Stored items from a collection
::::

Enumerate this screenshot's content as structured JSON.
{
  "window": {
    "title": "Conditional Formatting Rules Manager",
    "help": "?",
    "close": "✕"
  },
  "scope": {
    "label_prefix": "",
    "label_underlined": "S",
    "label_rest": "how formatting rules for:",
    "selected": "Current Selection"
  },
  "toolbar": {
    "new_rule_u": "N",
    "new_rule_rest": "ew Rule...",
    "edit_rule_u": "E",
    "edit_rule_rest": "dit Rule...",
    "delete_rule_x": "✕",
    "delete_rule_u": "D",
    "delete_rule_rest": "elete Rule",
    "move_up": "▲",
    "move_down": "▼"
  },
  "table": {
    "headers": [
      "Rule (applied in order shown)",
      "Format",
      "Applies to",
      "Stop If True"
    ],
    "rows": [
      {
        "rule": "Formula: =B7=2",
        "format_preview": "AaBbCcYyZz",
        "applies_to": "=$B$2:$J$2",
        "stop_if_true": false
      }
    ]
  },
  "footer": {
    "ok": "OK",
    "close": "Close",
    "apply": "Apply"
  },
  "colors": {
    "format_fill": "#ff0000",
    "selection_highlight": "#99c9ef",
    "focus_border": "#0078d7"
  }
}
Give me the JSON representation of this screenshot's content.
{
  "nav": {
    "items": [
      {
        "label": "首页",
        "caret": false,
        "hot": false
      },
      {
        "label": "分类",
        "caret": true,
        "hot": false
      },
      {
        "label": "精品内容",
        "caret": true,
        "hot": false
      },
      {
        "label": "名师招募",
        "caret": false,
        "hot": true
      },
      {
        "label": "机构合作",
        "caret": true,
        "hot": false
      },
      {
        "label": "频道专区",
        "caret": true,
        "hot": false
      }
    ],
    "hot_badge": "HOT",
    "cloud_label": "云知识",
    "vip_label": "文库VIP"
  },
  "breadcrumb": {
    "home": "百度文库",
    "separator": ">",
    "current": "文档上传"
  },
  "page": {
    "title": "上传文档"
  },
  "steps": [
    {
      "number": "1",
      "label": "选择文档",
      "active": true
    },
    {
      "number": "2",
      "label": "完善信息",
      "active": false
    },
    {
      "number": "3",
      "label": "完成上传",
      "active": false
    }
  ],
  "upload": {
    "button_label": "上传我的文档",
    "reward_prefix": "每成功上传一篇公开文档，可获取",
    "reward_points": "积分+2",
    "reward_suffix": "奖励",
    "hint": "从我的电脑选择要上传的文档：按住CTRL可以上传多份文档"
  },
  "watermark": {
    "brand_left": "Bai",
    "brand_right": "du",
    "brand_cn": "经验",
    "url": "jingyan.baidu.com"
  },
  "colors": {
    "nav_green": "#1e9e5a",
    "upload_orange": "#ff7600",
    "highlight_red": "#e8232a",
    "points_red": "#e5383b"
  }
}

::::

Written request :: Reproduce the records word for word.

Written answer ::
Enumerate this screenshot's content as structured JSON.
{
  "window": {
    "title": "Conditional Formatting Rules Manager",
    "help": "?",
    "close": "✕"
  },
  "scope": {
    "label_prefix": "",
    "label_underlined": "S",
    "label_rest": "how formatting rules for:",
    "selected": "Current Selection"
  },
  "toolbar": {
    "new_rule_u": "N",
    "new_rule_rest": "ew Rule...",
    "edit_rule_u": "E",
    "edit_rule_rest": "dit Rule...",
    "delete_rule_x": "✕",
    "delete_rule_u": "D",
    "delete_rule_rest": "elete Rule",
    "move_up": "▲",
    "move_down": "▼"
  },
  "table": {
    "headers": [
      "Rule (applied in order shown)",
      "Format",
      "Applies to",
      "Stop If True"
    ],
    "rows": [
      {
        "rule": "Formula: =B7=2",
        "format_preview": "AaBbCcYyZz",
        "applies_to": "=$B$2:$J$2",
        "stop_if_true": false
      }
    ]
  },
  "footer": {
    "ok": "OK",
    "close": "Close",
    "apply": "Apply"
  },
  "colors": {
    "format_fill": "#ff0000",
    "selection_highlight": "#99c9ef",
    "focus_border": "#0078d7"
  }
}
Give me the JSON representation of this screenshot's content.
{
  "nav": {
    "items": [
      {
        "label": "首页",
        "caret": false,
        "hot": false
      },
      {
        "label": "分类",
        "caret": true,
        "hot": false
      },
      {
        "label": "精品内容",
        "caret": true,
        "hot": false
      },
      {
        "label": "名师招募",
        "caret": false,
        "hot": true
      },
      {
        "label": "机构合作",
        "caret": true,
        "hot": false
      },
      {
        "label": "频道专区",
        "caret": true,
        "hot": false
      }
    ],
    "hot_badge": "HOT",
    "cloud_label": "云知识",
    "vip_label": "文库VIP"
  },
  "breadcrumb": {
    "home": "百度文库",
    "separator": ">",
    "current": "文档上传"
  },
  "page": {
    "title": "上传文档"
  },
  "steps": [
    {
      "number": "1",
      "label": "选择文档",
      "active": true
    },
    {
      "number": "2",
      "label": "完善信息",
      "active": false
    },
    {
      "number": "3",
      "label": "完成上传",
      "active": false
    }
  ],
  "upload": {
    "button_label": "上传我的文档",
    "reward_prefix": "每成功上传一篇公开文档，可获取",
    "reward_points": "积分+2",
    "reward_suffix": "奖励",
    "hint": "从我的电脑选择要上传的文档：按住CTRL可以上传多份文档"
  },
  "watermark": {
    "brand_left": "Bai",
    "brand_right": "du",
    "brand_cn": "经验",
    "url": "jingyan.baidu.com"
  },
  "colors": {
    "nav_green": "#1e9e5a",
    "upload_orange": "#ff7600",
    "highlight_red": "#e8232a",
    "points_red": "#e5383b"
  }
}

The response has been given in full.